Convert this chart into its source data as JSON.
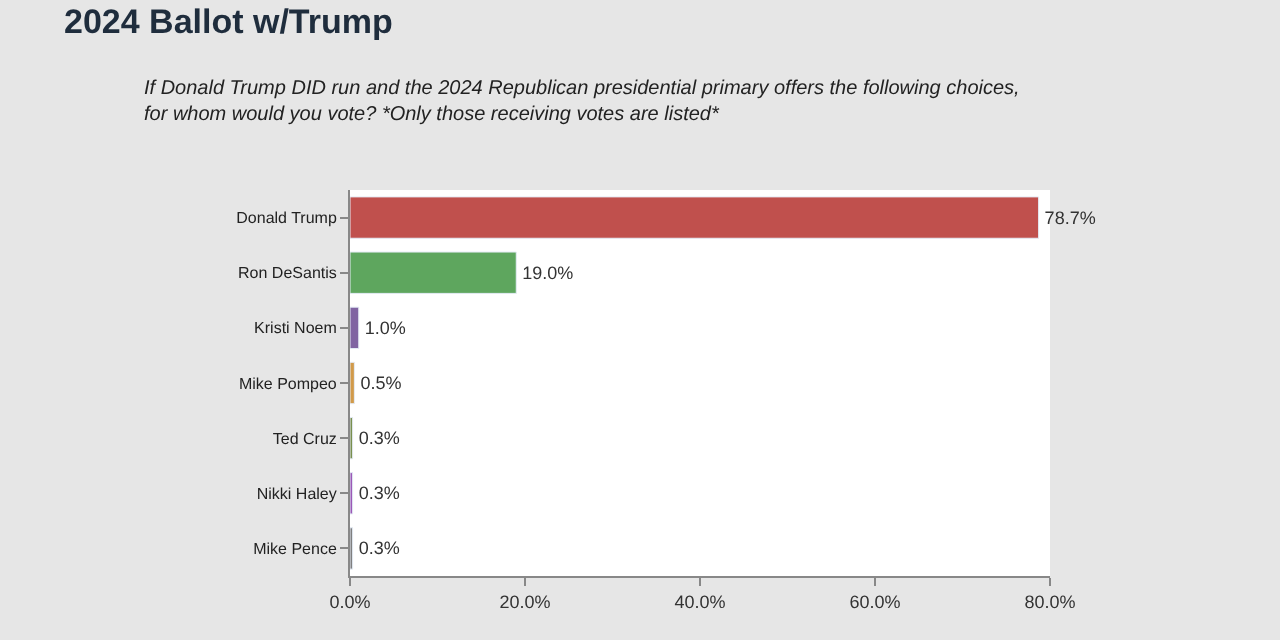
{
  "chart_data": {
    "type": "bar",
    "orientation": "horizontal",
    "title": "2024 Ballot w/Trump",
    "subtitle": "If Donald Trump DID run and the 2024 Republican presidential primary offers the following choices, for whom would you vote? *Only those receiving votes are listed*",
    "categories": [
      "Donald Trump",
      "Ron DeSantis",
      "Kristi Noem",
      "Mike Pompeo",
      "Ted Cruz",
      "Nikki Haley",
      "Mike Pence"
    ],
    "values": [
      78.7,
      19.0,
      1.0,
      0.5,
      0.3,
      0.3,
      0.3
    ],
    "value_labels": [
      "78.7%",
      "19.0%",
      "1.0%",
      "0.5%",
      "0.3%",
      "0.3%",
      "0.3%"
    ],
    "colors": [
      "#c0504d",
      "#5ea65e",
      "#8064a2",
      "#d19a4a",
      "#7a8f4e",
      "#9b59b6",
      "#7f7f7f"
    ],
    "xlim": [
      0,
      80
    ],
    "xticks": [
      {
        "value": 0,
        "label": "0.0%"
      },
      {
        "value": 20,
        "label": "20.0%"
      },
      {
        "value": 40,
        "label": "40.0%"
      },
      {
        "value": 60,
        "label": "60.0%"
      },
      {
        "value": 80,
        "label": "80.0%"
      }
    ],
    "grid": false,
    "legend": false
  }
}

+--

● **What needs to be done**
Word for word, quote the full listing, omitting every picture.

● **Completed task**
Convert this chart into its source data as JSON.
{
  "chart_data": {
    "type": "bar",
    "orientation": "horizontal",
    "title": "2024 Ballot w/Trump",
    "subtitle": "If Donald Trump DID run and the 2024 Republican presidential primary offers the following choices, for whom would you vote? *Only those receiving votes are listed*",
    "categories": [
      "Donald Trump",
      "Ron DeSantis",
      "Kristi Noem",
      "Mike Pompeo",
      "Ted Cruz",
      "Nikki Haley",
      "Mike Pence"
    ],
    "values": [
      78.7,
      19.0,
      1.0,
      0.5,
      0.3,
      0.3,
      0.3
    ],
    "value_labels": [
      "78.7%",
      "19.0%",
      "1.0%",
      "0.5%",
      "0.3%",
      "0.3%",
      "0.3%"
    ],
    "colors": [
      "#c0504d",
      "#5ea65e",
      "#8064a2",
      "#d19a4a",
      "#7a8f4e",
      "#9b59b6",
      "#7f7f7f"
    ],
    "xlim": [
      0,
      80
    ],
    "xticks": [
      {
        "value": 0,
        "label": "0.0%"
      },
      {
        "value": 20,
        "label": "20.0%"
      },
      {
        "value": 40,
        "label": "40.0%"
      },
      {
        "value": 60,
        "label": "60.0%"
      },
      {
        "value": 80,
        "label": "80.0%"
      }
    ],
    "grid": false,
    "legend": false
  }
}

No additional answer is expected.